» **Given instruction**
From the listing below, work out how many lines contain "this". Reply with that number only.

Entries start

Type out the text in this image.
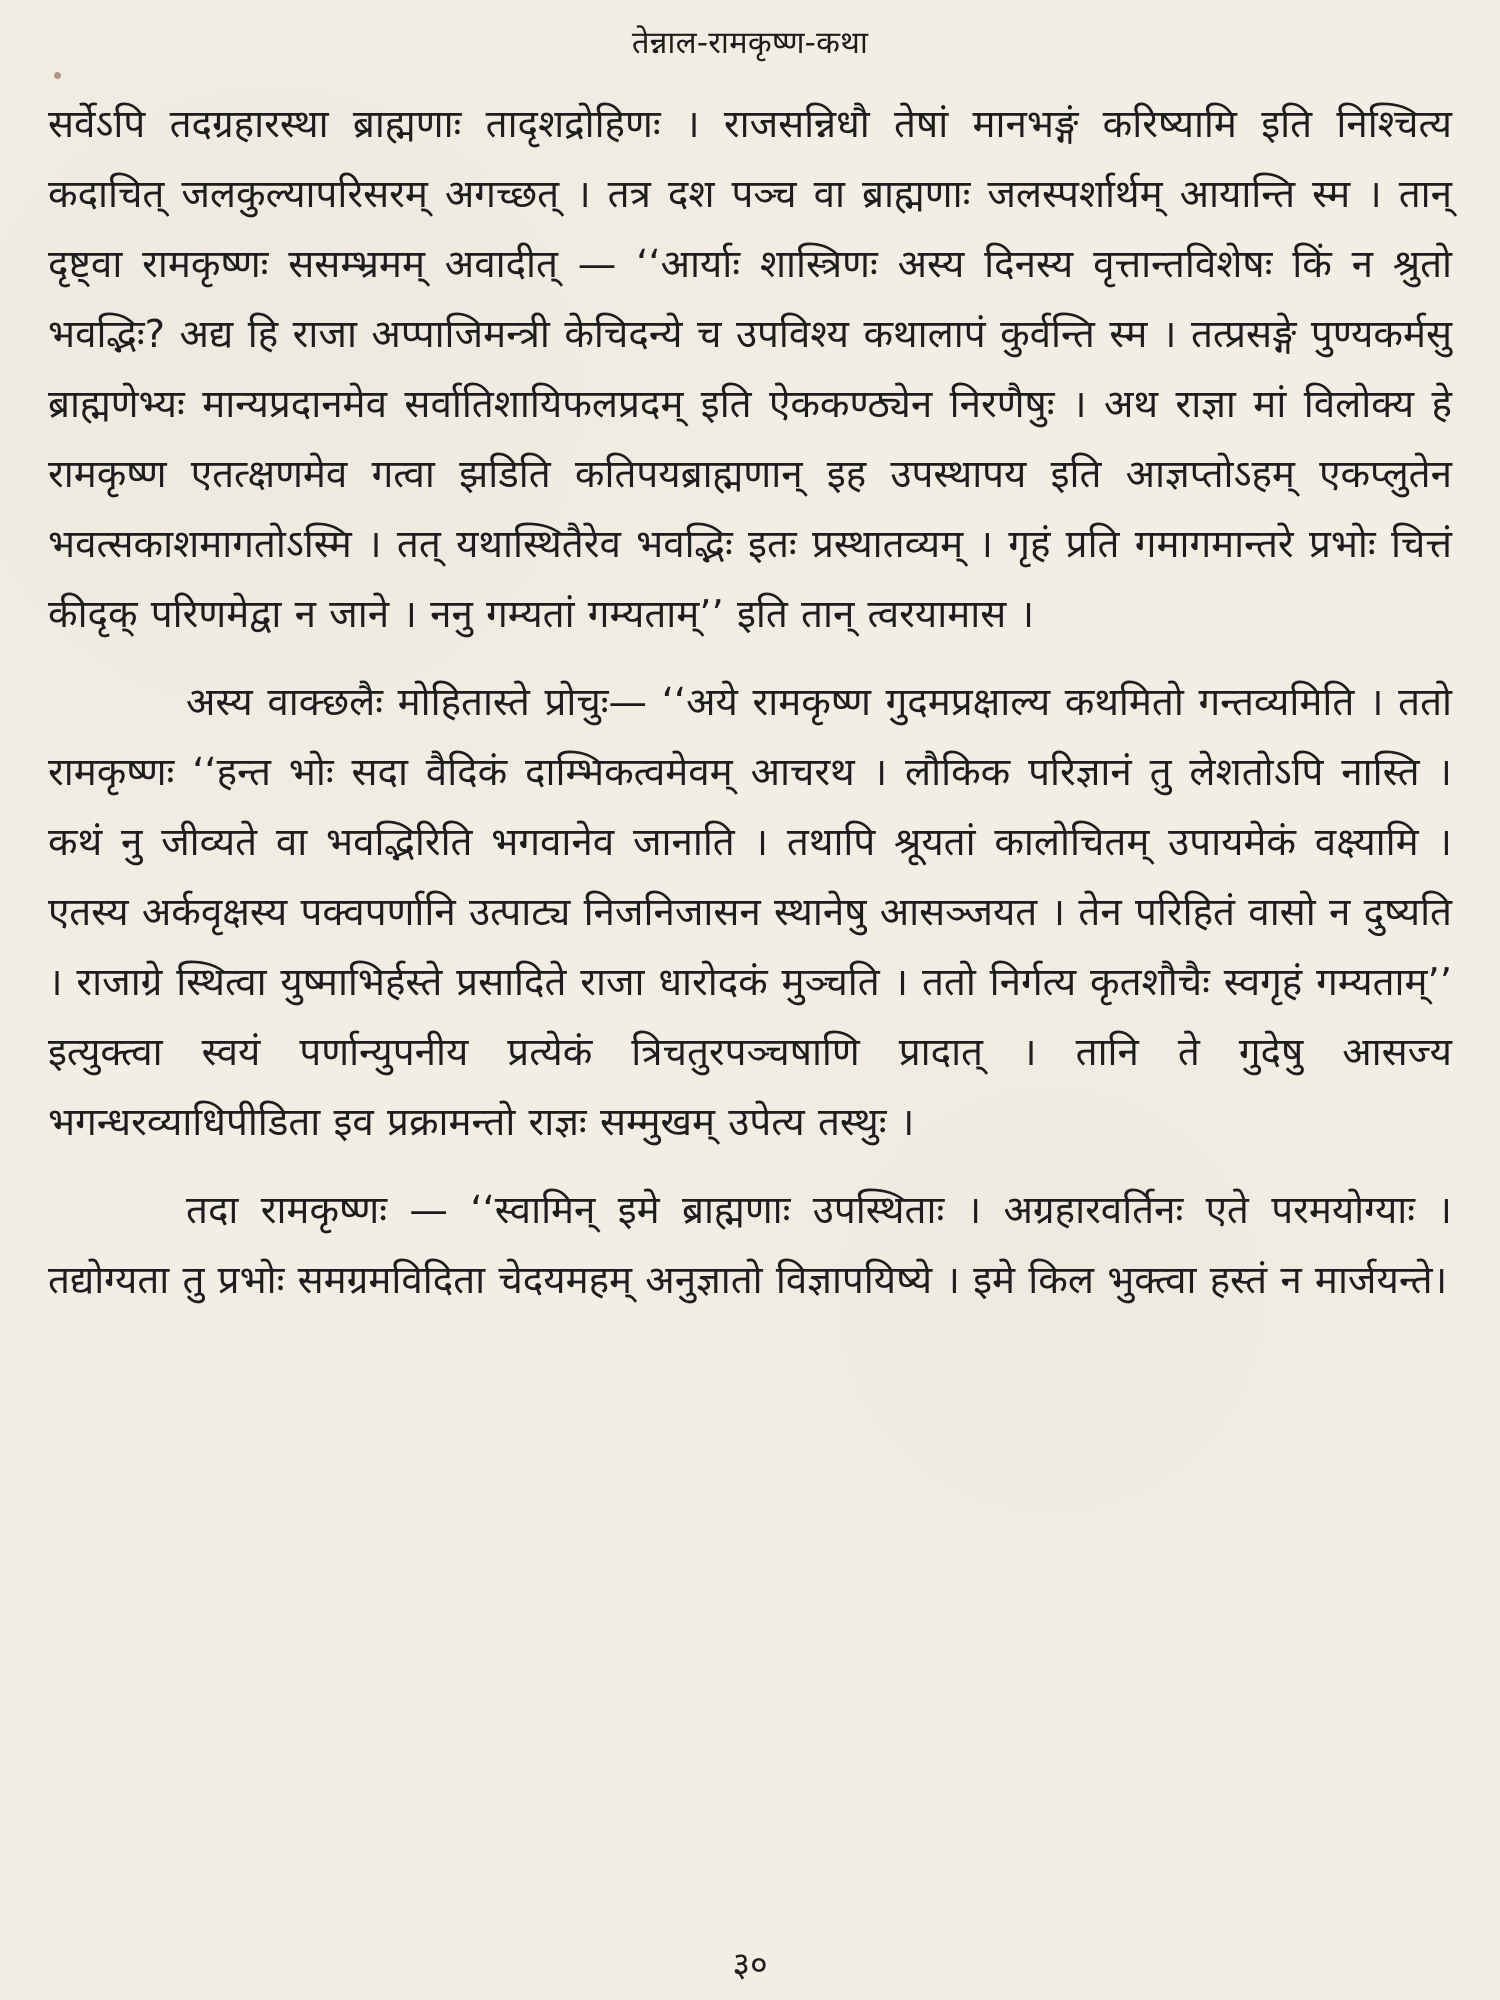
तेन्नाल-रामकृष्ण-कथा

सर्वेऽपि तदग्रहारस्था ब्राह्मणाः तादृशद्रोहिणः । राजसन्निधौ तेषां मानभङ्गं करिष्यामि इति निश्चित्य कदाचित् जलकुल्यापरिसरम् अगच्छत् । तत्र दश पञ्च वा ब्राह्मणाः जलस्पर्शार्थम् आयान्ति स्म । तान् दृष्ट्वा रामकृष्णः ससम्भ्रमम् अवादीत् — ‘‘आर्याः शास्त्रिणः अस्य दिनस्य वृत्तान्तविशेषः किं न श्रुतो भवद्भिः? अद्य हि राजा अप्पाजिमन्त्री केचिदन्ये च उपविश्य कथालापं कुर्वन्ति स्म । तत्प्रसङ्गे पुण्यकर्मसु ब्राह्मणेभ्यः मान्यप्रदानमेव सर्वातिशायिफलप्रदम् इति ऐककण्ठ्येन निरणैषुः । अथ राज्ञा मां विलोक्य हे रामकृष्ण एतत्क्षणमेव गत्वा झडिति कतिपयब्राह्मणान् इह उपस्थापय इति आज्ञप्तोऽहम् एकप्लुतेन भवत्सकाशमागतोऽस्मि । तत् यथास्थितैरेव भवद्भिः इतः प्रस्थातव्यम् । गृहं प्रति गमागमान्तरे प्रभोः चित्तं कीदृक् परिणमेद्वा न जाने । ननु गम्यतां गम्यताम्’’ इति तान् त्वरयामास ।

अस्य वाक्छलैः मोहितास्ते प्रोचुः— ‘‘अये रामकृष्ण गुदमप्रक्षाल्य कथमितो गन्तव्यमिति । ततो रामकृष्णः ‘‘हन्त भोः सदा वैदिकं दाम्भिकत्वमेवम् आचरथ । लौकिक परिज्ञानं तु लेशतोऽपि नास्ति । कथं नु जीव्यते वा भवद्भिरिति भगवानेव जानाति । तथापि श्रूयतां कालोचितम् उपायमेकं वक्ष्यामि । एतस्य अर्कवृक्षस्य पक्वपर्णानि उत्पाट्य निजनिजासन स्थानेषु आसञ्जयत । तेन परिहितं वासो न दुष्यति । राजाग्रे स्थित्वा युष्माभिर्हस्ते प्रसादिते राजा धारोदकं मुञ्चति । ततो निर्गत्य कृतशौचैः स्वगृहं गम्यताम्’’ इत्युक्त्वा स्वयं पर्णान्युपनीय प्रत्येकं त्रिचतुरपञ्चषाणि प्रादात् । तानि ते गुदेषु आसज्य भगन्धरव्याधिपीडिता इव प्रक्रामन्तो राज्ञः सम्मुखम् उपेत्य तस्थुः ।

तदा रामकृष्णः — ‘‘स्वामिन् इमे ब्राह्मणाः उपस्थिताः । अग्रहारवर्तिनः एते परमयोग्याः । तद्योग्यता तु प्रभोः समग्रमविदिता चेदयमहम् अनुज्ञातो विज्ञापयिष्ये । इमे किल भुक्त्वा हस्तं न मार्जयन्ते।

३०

Entries end
Entries start

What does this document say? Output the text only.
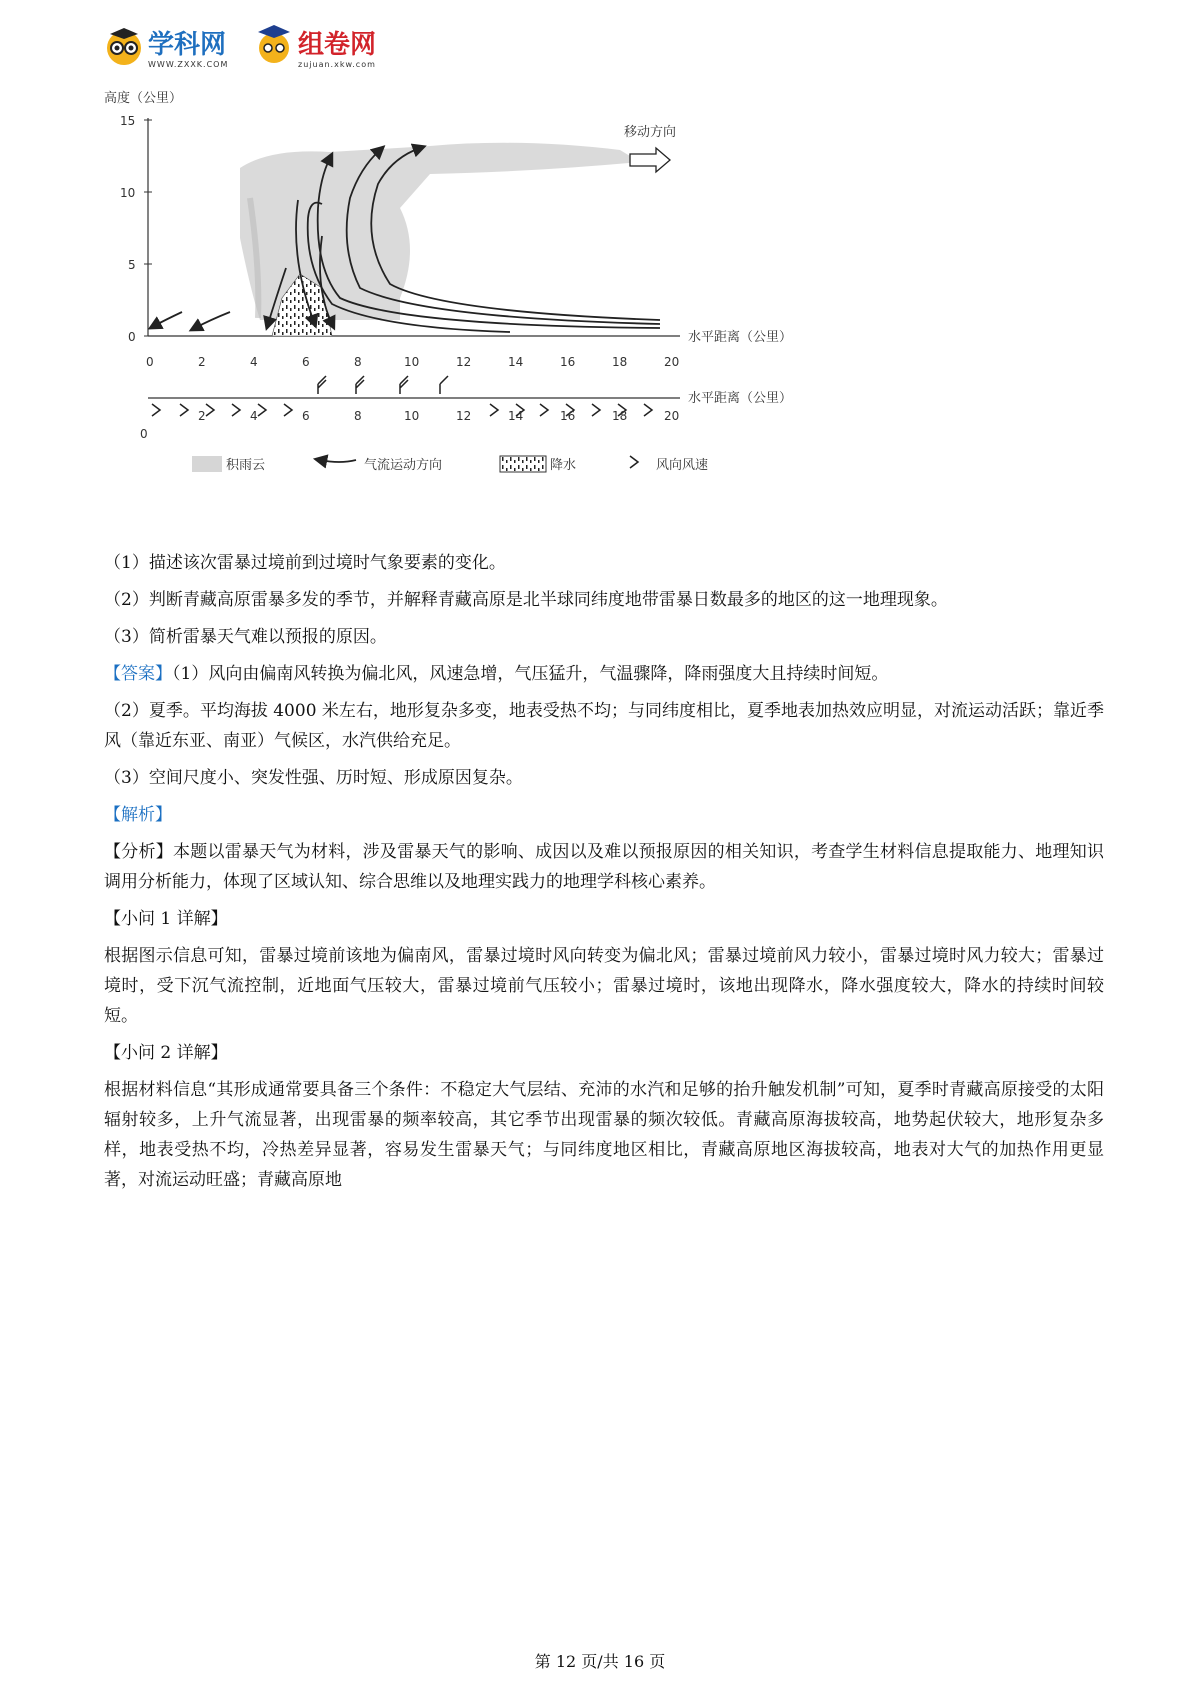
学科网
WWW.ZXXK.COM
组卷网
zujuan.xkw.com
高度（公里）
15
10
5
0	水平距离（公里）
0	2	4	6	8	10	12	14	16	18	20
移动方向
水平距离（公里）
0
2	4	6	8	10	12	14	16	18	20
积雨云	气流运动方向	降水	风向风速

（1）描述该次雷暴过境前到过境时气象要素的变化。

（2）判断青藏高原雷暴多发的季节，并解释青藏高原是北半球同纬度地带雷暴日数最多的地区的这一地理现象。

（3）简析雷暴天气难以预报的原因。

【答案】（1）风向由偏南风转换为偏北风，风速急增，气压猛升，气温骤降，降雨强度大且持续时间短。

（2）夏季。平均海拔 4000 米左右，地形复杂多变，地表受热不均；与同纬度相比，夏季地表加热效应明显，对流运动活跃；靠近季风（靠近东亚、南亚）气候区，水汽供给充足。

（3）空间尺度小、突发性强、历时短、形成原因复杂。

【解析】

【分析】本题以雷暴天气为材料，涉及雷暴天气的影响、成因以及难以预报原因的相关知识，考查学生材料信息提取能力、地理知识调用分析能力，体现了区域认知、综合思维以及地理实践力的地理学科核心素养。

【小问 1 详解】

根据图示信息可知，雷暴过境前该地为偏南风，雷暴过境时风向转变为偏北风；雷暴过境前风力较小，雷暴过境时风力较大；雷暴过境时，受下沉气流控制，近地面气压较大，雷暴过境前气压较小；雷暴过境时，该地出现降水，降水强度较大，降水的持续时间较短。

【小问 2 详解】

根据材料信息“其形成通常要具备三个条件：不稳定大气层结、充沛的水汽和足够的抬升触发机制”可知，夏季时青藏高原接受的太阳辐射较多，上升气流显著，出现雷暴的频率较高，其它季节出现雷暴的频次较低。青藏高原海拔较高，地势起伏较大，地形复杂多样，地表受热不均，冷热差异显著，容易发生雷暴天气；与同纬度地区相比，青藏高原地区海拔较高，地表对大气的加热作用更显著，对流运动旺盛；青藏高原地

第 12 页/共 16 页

Entries end

» **Result**
2